Exercise goal: Pictures stay out of the copy; restate everything else in the material exactly.

Provided records:
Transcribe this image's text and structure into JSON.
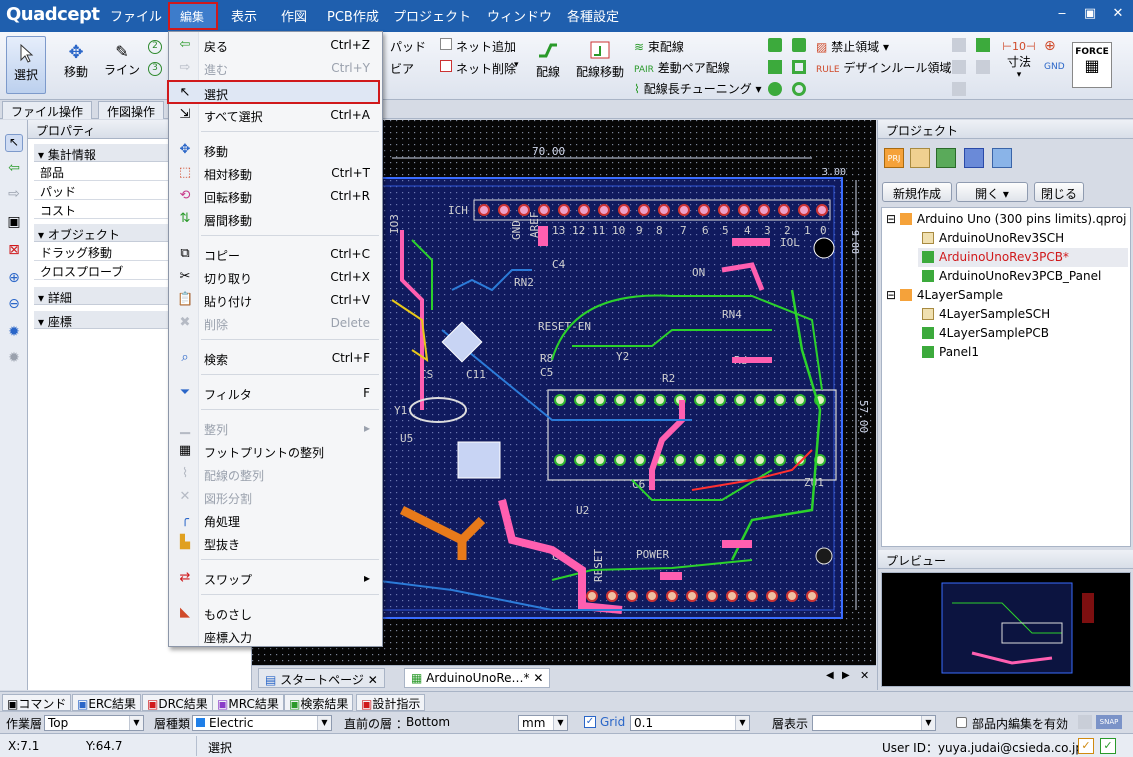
{
  "app": {
    "logo": "Quadcept"
  },
  "menubar": {
    "items": [
      "ファイル",
      "編集",
      "表示",
      "作図",
      "PCB作成",
      "プロジェクト",
      "ウィンドウ",
      "各種設定"
    ],
    "window_buttons": [
      "‒",
      "▣",
      "✕"
    ]
  },
  "ribbon": {
    "select": "選択",
    "move": "移動",
    "line": "ライン",
    "pad": "パッド",
    "via": "ビア",
    "net_add": "ネット追加",
    "net_delete": "ネット削除",
    "route": "配線",
    "route_move": "配線移動",
    "bundle_route": "束配線",
    "diff_pair": "差動ペア配線",
    "length_tuning": "配線長チューニング",
    "keepout": "禁止領域",
    "design_rule_area": "デザインルール領域",
    "dimension": "寸法",
    "force": "FORCE"
  },
  "ribbon_tabs": [
    "ファイル操作",
    "作図操作"
  ],
  "properties": {
    "title": "プロパティ",
    "sections": [
      {
        "label": "集計情報",
        "rows": [
          "部品",
          "パッド",
          "コスト"
        ]
      },
      {
        "label": "オブジェクト",
        "rows": [
          "ドラッグ移動",
          "クロスプローブ"
        ]
      },
      {
        "label": "詳細",
        "rows": []
      },
      {
        "label": "座標",
        "rows": []
      }
    ]
  },
  "edit_menu": {
    "items": [
      {
        "label": "戻る",
        "shortcut": "Ctrl+Z",
        "disabled": false,
        "icon": "undo-icon"
      },
      {
        "label": "進む",
        "shortcut": "Ctrl+Y",
        "disabled": true,
        "icon": "redo-icon"
      },
      {
        "label": "選択",
        "shortcut": "",
        "disabled": false,
        "icon": "cursor-icon"
      },
      {
        "label": "すべて選択",
        "shortcut": "Ctrl+A",
        "disabled": false,
        "icon": "select-all-icon"
      },
      {
        "label": "移動",
        "shortcut": "",
        "disabled": false,
        "icon": "move-icon"
      },
      {
        "label": "相対移動",
        "shortcut": "Ctrl+T",
        "disabled": false,
        "icon": "relative-move-icon"
      },
      {
        "label": "回転移動",
        "shortcut": "Ctrl+R",
        "disabled": false,
        "icon": "rotate-icon"
      },
      {
        "label": "層間移動",
        "shortcut": "",
        "disabled": false,
        "icon": "layer-move-icon"
      },
      {
        "label": "コピー",
        "shortcut": "Ctrl+C",
        "disabled": false,
        "icon": "copy-icon"
      },
      {
        "label": "切り取り",
        "shortcut": "Ctrl+X",
        "disabled": false,
        "icon": "cut-icon"
      },
      {
        "label": "貼り付け",
        "shortcut": "Ctrl+V",
        "disabled": false,
        "icon": "paste-icon"
      },
      {
        "label": "削除",
        "shortcut": "Delete",
        "disabled": true,
        "icon": "delete-icon"
      },
      {
        "label": "検索",
        "shortcut": "Ctrl+F",
        "disabled": false,
        "icon": "search-icon"
      },
      {
        "label": "フィルタ",
        "shortcut": "F",
        "disabled": false,
        "icon": "filter-icon"
      },
      {
        "label": "整列",
        "shortcut": "",
        "disabled": true,
        "icon": "align-icon"
      },
      {
        "label": "フットプリントの整列",
        "shortcut": "",
        "disabled": false,
        "icon": "footprint-align-icon"
      },
      {
        "label": "配線の整列",
        "shortcut": "",
        "disabled": true,
        "icon": "route-align-icon"
      },
      {
        "label": "図形分割",
        "shortcut": "",
        "disabled": true,
        "icon": "split-icon"
      },
      {
        "label": "角処理",
        "shortcut": "",
        "disabled": false,
        "icon": "corner-icon"
      },
      {
        "label": "型抜き",
        "shortcut": "",
        "disabled": false,
        "icon": "cutout-icon"
      },
      {
        "label": "スワップ",
        "shortcut": "",
        "disabled": false,
        "icon": "swap-icon"
      },
      {
        "label": "ものさし",
        "shortcut": "",
        "disabled": false,
        "icon": "ruler-icon"
      },
      {
        "label": "座標入力",
        "shortcut": "",
        "disabled": false,
        "icon": "coordinate-icon"
      }
    ]
  },
  "canvas": {
    "dim_top": "70.00",
    "dim_right": "57.00",
    "dim_small": "3.00",
    "dim_small2": "9.00",
    "labels": [
      "ICH",
      "AREF",
      "GND",
      "13",
      "12",
      "11",
      "10",
      "9",
      "8",
      "7",
      "6",
      "5",
      "4",
      "3",
      "2",
      "1",
      "0",
      "IOL",
      "ON",
      "RN2",
      "RN4",
      "RESET-EN",
      "RESET",
      "C4",
      "C5",
      "C6",
      "R8",
      "Y1",
      "Y2",
      "U5",
      "C3",
      "U2",
      "ZU1",
      "POWER",
      "Rd",
      "R2",
      "C11",
      "CS",
      "IO3"
    ]
  },
  "doc_tabs": [
    "スタートページ",
    "ArduinoUnoRe…*"
  ],
  "project_panel": {
    "title": "プロジェクト",
    "buttons": [
      "新規作成",
      "開く",
      "閉じる"
    ],
    "tree": [
      {
        "label": "Arduino Uno (300 pins limits).qproj",
        "level": 0,
        "type": "project",
        "active": false
      },
      {
        "label": "ArduinoUnoRev3SCH",
        "level": 1,
        "type": "sch",
        "active": false
      },
      {
        "label": "ArduinoUnoRev3PCB*",
        "level": 1,
        "type": "pcb",
        "active": true
      },
      {
        "label": "ArduinoUnoRev3PCB_Panel",
        "level": 1,
        "type": "panel",
        "active": false
      },
      {
        "label": "4LayerSample",
        "level": 0,
        "type": "project",
        "active": false
      },
      {
        "label": "4LayerSampleSCH",
        "level": 1,
        "type": "sch",
        "active": false
      },
      {
        "label": "4LayerSamplePCB",
        "level": 1,
        "type": "pcb",
        "active": false
      },
      {
        "label": "Panel1",
        "level": 1,
        "type": "panel",
        "active": false
      }
    ],
    "preview_title": "プレビュー"
  },
  "bottom_tabs": [
    "コマンド",
    "ERC結果",
    "DRC結果",
    "MRC結果",
    "検索結果",
    "設計指示"
  ],
  "layer_bar": {
    "work_layer_label": "作業層",
    "work_layer": "Top",
    "layer_type_label": "層種類",
    "layer_type": "Electric",
    "prev_layer_label": "直前の層 ：",
    "prev_layer": "Bottom",
    "unit": "mm",
    "grid_label": "Grid",
    "grid_value": "0.1",
    "layer_display_label": "層表示",
    "layer_display": "",
    "in_part_edit_label": "部品内編集を有効"
  },
  "status": {
    "x": "X:7.1",
    "y": "Y:64.7",
    "mode": "選択",
    "user": "User ID：yuya.judai@csieda.co.jp"
  },
  "colors": {
    "menubar": "#1f5fae",
    "highlight": "#d0191b",
    "pcb_trace_blue": "#1c4dd8",
    "pcb_trace_pink": "#ff5fb0",
    "pcb_trace_green": "#2cd12c",
    "pcb_trace_orange": "#e87a1a"
  }
}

Exercise solution:
Transcribe this image's text and structure into JSON.
{
  "app": {
    "logo": "Quadcept"
  },
  "menubar": {
    "items": [
      "ファイル",
      "編集",
      "表示",
      "作図",
      "PCB作成",
      "プロジェクト",
      "ウィンドウ",
      "各種設定"
    ],
    "window_buttons": [
      "‒",
      "▣",
      "✕"
    ]
  },
  "ribbon": {
    "select": "選択",
    "move": "移動",
    "line": "ライン",
    "pad": "パッド",
    "via": "ビア",
    "net_add": "ネット追加",
    "net_delete": "ネット削除",
    "route": "配線",
    "route_move": "配線移動",
    "bundle_route": "束配線",
    "diff_pair": "差動ペア配線",
    "length_tuning": "配線長チューニング",
    "keepout": "禁止領域",
    "design_rule_area": "デザインルール領域",
    "dimension": "寸法",
    "force": "FORCE"
  },
  "ribbon_tabs": [
    "ファイル操作",
    "作図操作"
  ],
  "properties": {
    "title": "プロパティ",
    "sections": [
      {
        "label": "集計情報",
        "rows": [
          "部品",
          "パッド",
          "コスト"
        ]
      },
      {
        "label": "オブジェクト",
        "rows": [
          "ドラッグ移動",
          "クロスプローブ"
        ]
      },
      {
        "label": "詳細",
        "rows": []
      },
      {
        "label": "座標",
        "rows": []
      }
    ]
  },
  "edit_menu": {
    "items": [
      {
        "label": "戻る",
        "shortcut": "Ctrl+Z",
        "disabled": false,
        "icon": "undo-icon"
      },
      {
        "label": "進む",
        "shortcut": "Ctrl+Y",
        "disabled": true,
        "icon": "redo-icon"
      },
      {
        "label": "選択",
        "shortcut": "",
        "disabled": false,
        "icon": "cursor-icon"
      },
      {
        "label": "すべて選択",
        "shortcut": "Ctrl+A",
        "disabled": false,
        "icon": "select-all-icon"
      },
      {
        "label": "移動",
        "shortcut": "",
        "disabled": false,
        "icon": "move-icon"
      },
      {
        "label": "相対移動",
        "shortcut": "Ctrl+T",
        "disabled": false,
        "icon": "relative-move-icon"
      },
      {
        "label": "回転移動",
        "shortcut": "Ctrl+R",
        "disabled": false,
        "icon": "rotate-icon"
      },
      {
        "label": "層間移動",
        "shortcut": "",
        "disabled": false,
        "icon": "layer-move-icon"
      },
      {
        "label": "コピー",
        "shortcut": "Ctrl+C",
        "disabled": false,
        "icon": "copy-icon"
      },
      {
        "label": "切り取り",
        "shortcut": "Ctrl+X",
        "disabled": false,
        "icon": "cut-icon"
      },
      {
        "label": "貼り付け",
        "shortcut": "Ctrl+V",
        "disabled": false,
        "icon": "paste-icon"
      },
      {
        "label": "削除",
        "shortcut": "Delete",
        "disabled": true,
        "icon": "delete-icon"
      },
      {
        "label": "検索",
        "shortcut": "Ctrl+F",
        "disabled": false,
        "icon": "search-icon"
      },
      {
        "label": "フィルタ",
        "shortcut": "F",
        "disabled": false,
        "icon": "filter-icon"
      },
      {
        "label": "整列",
        "shortcut": "",
        "disabled": true,
        "icon": "align-icon"
      },
      {
        "label": "フットプリントの整列",
        "shortcut": "",
        "disabled": false,
        "icon": "footprint-align-icon"
      },
      {
        "label": "配線の整列",
        "shortcut": "",
        "disabled": true,
        "icon": "route-align-icon"
      },
      {
        "label": "図形分割",
        "shortcut": "",
        "disabled": true,
        "icon": "split-icon"
      },
      {
        "label": "角処理",
        "shortcut": "",
        "disabled": false,
        "icon": "corner-icon"
      },
      {
        "label": "型抜き",
        "shortcut": "",
        "disabled": false,
        "icon": "cutout-icon"
      },
      {
        "label": "スワップ",
        "shortcut": "",
        "disabled": false,
        "icon": "swap-icon"
      },
      {
        "label": "ものさし",
        "shortcut": "",
        "disabled": false,
        "icon": "ruler-icon"
      },
      {
        "label": "座標入力",
        "shortcut": "",
        "disabled": false,
        "icon": "coordinate-icon"
      }
    ]
  },
  "canvas": {
    "dim_top": "70.00",
    "dim_right": "57.00",
    "dim_small": "3.00",
    "dim_small2": "9.00",
    "labels": [
      "ICH",
      "AREF",
      "GND",
      "13",
      "12",
      "11",
      "10",
      "9",
      "8",
      "7",
      "6",
      "5",
      "4",
      "3",
      "2",
      "1",
      "0",
      "IOL",
      "ON",
      "RN2",
      "RN4",
      "RESET-EN",
      "RESET",
      "C4",
      "C5",
      "C6",
      "R8",
      "Y1",
      "Y2",
      "U5",
      "C3",
      "U2",
      "ZU1",
      "POWER",
      "Rd",
      "R2",
      "C11",
      "CS",
      "IO3"
    ]
  },
  "doc_tabs": [
    "スタートページ",
    "ArduinoUnoRe…*"
  ],
  "project_panel": {
    "title": "プロジェクト",
    "buttons": [
      "新規作成",
      "開く",
      "閉じる"
    ],
    "tree": [
      {
        "label": "Arduino Uno (300 pins limits).qproj",
        "level": 0,
        "type": "project",
        "active": false
      },
      {
        "label": "ArduinoUnoRev3SCH",
        "level": 1,
        "type": "sch",
        "active": false
      },
      {
        "label": "ArduinoUnoRev3PCB*",
        "level": 1,
        "type": "pcb",
        "active": true
      },
      {
        "label": "ArduinoUnoRev3PCB_Panel",
        "level": 1,
        "type": "panel",
        "active": false
      },
      {
        "label": "4LayerSample",
        "level": 0,
        "type": "project",
        "active": false
      },
      {
        "label": "4LayerSampleSCH",
        "level": 1,
        "type": "sch",
        "active": false
      },
      {
        "label": "4LayerSamplePCB",
        "level": 1,
        "type": "pcb",
        "active": false
      },
      {
        "label": "Panel1",
        "level": 1,
        "type": "panel",
        "active": false
      }
    ],
    "preview_title": "プレビュー"
  },
  "bottom_tabs": [
    "コマンド",
    "ERC結果",
    "DRC結果",
    "MRC結果",
    "検索結果",
    "設計指示"
  ],
  "layer_bar": {
    "work_layer_label": "作業層",
    "work_layer": "Top",
    "layer_type_label": "層種類",
    "layer_type": "Electric",
    "prev_layer_label": "直前の層 ：",
    "prev_layer": "Bottom",
    "unit": "mm",
    "grid_label": "Grid",
    "grid_value": "0.1",
    "layer_display_label": "層表示",
    "layer_display": "",
    "in_part_edit_label": "部品内編集を有効"
  },
  "status": {
    "x": "X:7.1",
    "y": "Y:64.7",
    "mode": "選択",
    "user": "User ID：yuya.judai@csieda.co.jp"
  },
  "colors": {
    "menubar": "#1f5fae",
    "highlight": "#d0191b",
    "pcb_trace_blue": "#1c4dd8",
    "pcb_trace_pink": "#ff5fb0",
    "pcb_trace_green": "#2cd12c",
    "pcb_trace_orange": "#e87a1a"
  }
}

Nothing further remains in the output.